───── EXTRACTED RECORDS

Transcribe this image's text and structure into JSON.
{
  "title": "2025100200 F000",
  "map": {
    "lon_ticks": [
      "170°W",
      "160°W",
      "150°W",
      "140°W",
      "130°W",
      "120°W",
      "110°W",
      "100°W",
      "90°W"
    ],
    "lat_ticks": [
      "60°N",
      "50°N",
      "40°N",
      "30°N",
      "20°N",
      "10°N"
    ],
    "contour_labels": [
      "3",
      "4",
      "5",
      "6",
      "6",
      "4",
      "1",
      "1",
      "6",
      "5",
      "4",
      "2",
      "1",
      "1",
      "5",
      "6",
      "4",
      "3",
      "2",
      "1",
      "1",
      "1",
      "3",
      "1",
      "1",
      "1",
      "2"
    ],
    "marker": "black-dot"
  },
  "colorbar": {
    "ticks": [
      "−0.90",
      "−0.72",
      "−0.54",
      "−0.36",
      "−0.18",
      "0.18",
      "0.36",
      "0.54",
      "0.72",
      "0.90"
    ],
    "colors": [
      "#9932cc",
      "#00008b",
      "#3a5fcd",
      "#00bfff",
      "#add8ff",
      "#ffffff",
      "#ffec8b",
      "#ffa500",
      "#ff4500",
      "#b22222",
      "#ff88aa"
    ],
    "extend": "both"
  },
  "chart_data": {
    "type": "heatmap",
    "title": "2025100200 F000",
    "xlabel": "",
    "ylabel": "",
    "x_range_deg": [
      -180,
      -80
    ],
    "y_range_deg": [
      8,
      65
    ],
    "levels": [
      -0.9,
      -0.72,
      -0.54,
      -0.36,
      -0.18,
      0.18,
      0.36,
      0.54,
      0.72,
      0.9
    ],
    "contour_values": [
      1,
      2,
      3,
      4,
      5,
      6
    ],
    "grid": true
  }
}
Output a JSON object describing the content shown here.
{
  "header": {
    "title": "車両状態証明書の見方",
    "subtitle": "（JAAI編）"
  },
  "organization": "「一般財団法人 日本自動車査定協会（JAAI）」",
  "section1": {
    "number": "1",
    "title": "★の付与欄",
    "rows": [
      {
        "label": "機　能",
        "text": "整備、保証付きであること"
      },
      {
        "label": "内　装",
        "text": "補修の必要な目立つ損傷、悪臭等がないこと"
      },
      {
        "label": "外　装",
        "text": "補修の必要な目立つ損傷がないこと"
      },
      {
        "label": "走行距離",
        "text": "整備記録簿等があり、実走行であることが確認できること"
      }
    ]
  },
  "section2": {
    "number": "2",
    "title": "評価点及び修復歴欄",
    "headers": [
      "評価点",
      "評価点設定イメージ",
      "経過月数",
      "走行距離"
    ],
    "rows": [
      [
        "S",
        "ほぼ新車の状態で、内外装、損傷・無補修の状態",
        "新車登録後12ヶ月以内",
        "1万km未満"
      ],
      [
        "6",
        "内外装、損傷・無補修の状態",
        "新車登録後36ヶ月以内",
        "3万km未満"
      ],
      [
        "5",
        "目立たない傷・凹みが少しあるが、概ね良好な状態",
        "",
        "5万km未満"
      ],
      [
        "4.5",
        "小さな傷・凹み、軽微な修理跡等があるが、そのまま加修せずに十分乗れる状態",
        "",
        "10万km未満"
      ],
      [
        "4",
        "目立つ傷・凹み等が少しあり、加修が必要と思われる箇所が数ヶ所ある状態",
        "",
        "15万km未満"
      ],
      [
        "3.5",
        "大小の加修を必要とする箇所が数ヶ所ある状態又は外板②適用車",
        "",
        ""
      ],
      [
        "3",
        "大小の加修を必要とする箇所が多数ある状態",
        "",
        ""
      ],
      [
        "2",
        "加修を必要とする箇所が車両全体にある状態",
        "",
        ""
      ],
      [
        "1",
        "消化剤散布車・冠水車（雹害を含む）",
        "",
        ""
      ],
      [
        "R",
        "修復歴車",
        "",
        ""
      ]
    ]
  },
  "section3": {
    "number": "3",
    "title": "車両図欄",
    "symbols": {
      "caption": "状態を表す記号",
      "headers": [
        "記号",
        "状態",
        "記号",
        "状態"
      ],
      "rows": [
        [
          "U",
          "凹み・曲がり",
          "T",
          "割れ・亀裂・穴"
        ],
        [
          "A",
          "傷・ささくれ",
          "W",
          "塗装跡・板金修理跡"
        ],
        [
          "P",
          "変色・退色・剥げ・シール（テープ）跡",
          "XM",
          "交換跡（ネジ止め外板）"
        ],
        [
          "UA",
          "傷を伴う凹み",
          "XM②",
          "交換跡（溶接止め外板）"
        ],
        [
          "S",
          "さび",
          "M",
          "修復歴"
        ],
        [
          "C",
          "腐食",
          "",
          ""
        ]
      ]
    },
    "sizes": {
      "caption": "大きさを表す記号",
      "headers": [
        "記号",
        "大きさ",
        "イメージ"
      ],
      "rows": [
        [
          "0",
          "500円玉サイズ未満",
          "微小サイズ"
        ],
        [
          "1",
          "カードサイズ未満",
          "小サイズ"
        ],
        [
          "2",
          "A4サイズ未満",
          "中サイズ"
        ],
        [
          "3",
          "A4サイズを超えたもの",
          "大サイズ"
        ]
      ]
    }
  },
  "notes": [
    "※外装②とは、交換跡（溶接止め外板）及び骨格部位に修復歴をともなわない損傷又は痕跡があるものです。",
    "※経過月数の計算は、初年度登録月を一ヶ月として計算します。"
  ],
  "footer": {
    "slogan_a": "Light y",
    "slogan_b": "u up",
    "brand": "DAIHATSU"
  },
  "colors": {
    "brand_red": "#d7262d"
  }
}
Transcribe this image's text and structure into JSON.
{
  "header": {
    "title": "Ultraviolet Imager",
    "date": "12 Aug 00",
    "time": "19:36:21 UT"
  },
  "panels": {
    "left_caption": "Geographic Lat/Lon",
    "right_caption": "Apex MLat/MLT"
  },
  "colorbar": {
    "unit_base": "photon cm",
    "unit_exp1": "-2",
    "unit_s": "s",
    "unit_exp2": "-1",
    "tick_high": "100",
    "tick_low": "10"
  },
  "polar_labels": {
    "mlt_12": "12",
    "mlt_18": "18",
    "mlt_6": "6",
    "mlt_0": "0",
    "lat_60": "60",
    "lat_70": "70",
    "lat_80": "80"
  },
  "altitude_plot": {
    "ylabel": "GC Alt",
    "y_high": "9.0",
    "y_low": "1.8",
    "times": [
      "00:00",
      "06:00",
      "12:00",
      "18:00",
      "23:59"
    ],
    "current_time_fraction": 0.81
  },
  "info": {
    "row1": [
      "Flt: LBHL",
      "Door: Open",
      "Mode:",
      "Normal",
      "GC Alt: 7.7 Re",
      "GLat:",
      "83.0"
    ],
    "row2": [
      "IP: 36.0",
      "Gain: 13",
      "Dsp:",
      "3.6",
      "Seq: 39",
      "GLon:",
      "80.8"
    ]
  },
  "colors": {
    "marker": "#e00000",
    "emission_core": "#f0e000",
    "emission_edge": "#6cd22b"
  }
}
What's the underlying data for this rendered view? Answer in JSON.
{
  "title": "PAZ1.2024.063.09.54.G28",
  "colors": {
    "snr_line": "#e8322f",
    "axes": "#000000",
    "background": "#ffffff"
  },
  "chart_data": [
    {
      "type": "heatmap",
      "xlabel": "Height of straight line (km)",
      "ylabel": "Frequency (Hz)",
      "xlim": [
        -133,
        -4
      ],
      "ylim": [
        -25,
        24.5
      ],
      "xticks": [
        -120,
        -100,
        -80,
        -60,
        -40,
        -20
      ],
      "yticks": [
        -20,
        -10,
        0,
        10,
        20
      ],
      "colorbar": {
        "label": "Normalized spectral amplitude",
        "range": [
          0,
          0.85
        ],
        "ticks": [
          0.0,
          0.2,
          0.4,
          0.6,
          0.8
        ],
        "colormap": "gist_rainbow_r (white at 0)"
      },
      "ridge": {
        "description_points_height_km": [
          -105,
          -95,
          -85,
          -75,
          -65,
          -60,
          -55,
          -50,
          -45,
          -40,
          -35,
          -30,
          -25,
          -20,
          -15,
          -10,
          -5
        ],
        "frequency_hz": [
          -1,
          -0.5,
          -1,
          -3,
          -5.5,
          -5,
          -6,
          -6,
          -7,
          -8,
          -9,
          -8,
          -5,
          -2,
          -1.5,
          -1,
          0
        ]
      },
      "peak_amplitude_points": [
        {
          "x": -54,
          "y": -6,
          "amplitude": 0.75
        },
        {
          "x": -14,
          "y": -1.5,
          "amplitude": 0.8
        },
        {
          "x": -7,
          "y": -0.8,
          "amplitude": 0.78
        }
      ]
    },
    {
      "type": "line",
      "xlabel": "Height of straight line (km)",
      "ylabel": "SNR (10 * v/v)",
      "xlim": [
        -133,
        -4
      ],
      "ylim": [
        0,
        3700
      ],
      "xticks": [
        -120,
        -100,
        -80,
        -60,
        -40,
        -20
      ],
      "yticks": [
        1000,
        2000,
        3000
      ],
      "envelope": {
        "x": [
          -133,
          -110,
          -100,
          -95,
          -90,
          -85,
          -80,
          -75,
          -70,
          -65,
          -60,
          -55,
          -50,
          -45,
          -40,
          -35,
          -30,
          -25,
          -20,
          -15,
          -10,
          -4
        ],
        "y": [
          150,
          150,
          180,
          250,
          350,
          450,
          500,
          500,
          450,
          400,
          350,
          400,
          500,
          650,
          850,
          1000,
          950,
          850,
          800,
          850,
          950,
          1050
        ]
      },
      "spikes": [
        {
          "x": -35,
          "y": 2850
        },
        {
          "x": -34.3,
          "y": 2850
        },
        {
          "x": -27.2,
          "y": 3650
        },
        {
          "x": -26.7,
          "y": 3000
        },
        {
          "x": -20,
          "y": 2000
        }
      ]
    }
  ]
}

──────────

» GIVEN TASK: Give only the number of lines in the records that include the word "溶接止め外板".

» CORRECT ANSWER: 2